*Requirements*. Skip any picture you find and retype all the remaining lines exactly.

--- Entries shown ---

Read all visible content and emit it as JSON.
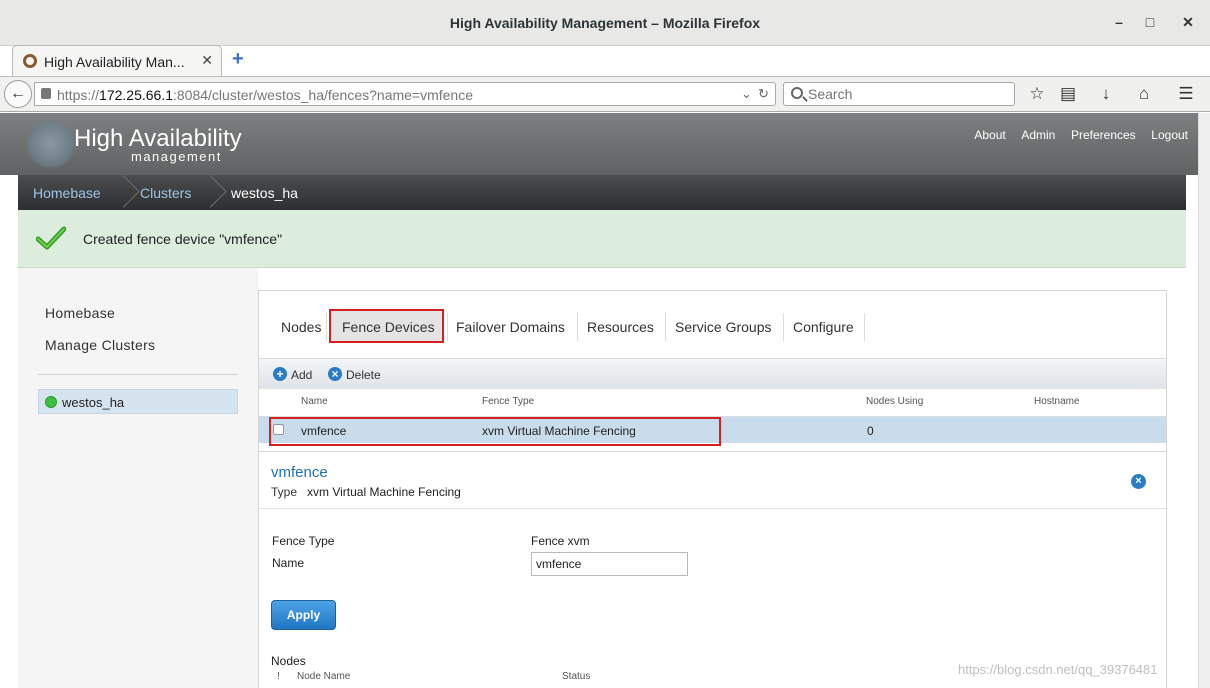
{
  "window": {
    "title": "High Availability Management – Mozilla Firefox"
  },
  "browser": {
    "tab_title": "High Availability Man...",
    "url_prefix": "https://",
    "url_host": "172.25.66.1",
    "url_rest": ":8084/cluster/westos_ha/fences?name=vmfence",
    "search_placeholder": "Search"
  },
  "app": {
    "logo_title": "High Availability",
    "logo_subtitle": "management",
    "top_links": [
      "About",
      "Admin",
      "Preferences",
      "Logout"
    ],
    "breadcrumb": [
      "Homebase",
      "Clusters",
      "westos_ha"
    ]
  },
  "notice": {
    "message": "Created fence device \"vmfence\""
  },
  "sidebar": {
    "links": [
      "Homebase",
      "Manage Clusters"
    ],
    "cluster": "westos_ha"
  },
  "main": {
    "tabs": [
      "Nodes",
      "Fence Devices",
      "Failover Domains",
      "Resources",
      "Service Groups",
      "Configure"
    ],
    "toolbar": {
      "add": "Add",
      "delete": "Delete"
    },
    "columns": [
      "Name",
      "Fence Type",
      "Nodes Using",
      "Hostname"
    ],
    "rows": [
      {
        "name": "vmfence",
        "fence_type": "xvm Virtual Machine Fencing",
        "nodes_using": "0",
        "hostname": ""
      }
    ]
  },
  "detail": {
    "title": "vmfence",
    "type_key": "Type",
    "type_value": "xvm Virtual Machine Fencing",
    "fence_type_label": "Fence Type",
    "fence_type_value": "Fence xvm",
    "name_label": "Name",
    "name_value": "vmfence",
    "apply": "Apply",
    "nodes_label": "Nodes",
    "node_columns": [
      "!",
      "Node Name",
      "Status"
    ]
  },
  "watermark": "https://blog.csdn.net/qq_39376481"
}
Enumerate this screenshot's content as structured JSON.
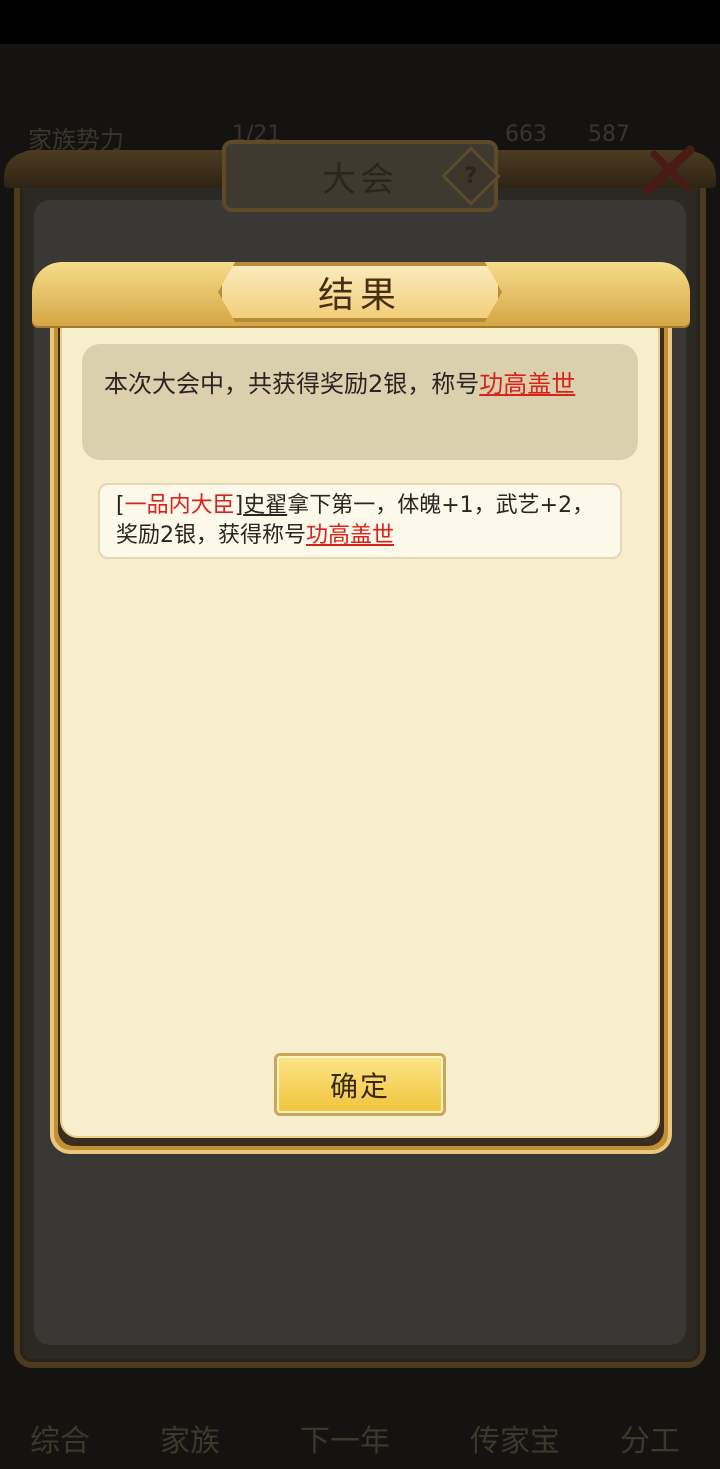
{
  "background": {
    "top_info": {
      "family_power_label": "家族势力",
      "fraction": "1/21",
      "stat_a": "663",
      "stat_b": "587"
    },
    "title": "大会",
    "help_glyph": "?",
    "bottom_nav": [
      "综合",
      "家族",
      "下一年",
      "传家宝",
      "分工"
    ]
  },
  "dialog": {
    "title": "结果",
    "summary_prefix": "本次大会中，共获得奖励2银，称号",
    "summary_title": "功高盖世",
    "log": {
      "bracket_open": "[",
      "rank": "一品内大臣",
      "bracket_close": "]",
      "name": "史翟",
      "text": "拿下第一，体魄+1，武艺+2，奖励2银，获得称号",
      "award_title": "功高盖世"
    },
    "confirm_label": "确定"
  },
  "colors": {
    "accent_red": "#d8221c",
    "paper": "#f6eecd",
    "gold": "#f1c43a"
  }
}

---

*Exercise output*.
Read all visible content and emit it as JSON.
{
  "window": {
    "title": "High Availability Management – Mozilla Firefox"
  },
  "browser": {
    "tab_title": "High Availability Man...",
    "url_prefix": "https://",
    "url_host": "172.25.66.1",
    "url_rest": ":8084/cluster/westos_ha/fences?name=vmfence",
    "search_placeholder": "Search"
  },
  "app": {
    "logo_title": "High Availability",
    "logo_subtitle": "management",
    "top_links": [
      "About",
      "Admin",
      "Preferences",
      "Logout"
    ],
    "breadcrumb": [
      "Homebase",
      "Clusters",
      "westos_ha"
    ]
  },
  "notice": {
    "message": "Created fence device \"vmfence\""
  },
  "sidebar": {
    "links": [
      "Homebase",
      "Manage Clusters"
    ],
    "cluster": "westos_ha"
  },
  "main": {
    "tabs": [
      "Nodes",
      "Fence Devices",
      "Failover Domains",
      "Resources",
      "Service Groups",
      "Configure"
    ],
    "toolbar": {
      "add": "Add",
      "delete": "Delete"
    },
    "columns": [
      "Name",
      "Fence Type",
      "Nodes Using",
      "Hostname"
    ],
    "rows": [
      {
        "name": "vmfence",
        "fence_type": "xvm Virtual Machine Fencing",
        "nodes_using": "0",
        "hostname": ""
      }
    ]
  },
  "detail": {
    "title": "vmfence",
    "type_key": "Type",
    "type_value": "xvm Virtual Machine Fencing",
    "fence_type_label": "Fence Type",
    "fence_type_value": "Fence xvm",
    "name_label": "Name",
    "name_value": "vmfence",
    "apply": "Apply",
    "nodes_label": "Nodes",
    "node_columns": [
      "!",
      "Node Name",
      "Status"
    ]
  },
  "watermark": "https://blog.csdn.net/qq_39376481"
}
Enumerate this screenshot's content as structured JSON.
{
  "background": {
    "top_info": {
      "family_power_label": "家族势力",
      "fraction": "1/21",
      "stat_a": "663",
      "stat_b": "587"
    },
    "title": "大会",
    "help_glyph": "?",
    "bottom_nav": [
      "综合",
      "家族",
      "下一年",
      "传家宝",
      "分工"
    ]
  },
  "dialog": {
    "title": "结果",
    "summary_prefix": "本次大会中，共获得奖励2银，称号",
    "summary_title": "功高盖世",
    "log": {
      "bracket_open": "[",
      "rank": "一品内大臣",
      "bracket_close": "]",
      "name": "史翟",
      "text": "拿下第一，体魄+1，武艺+2，奖励2银，获得称号",
      "award_title": "功高盖世"
    },
    "confirm_label": "确定"
  },
  "colors": {
    "accent_red": "#d8221c",
    "paper": "#f6eecd",
    "gold": "#f1c43a"
  }
}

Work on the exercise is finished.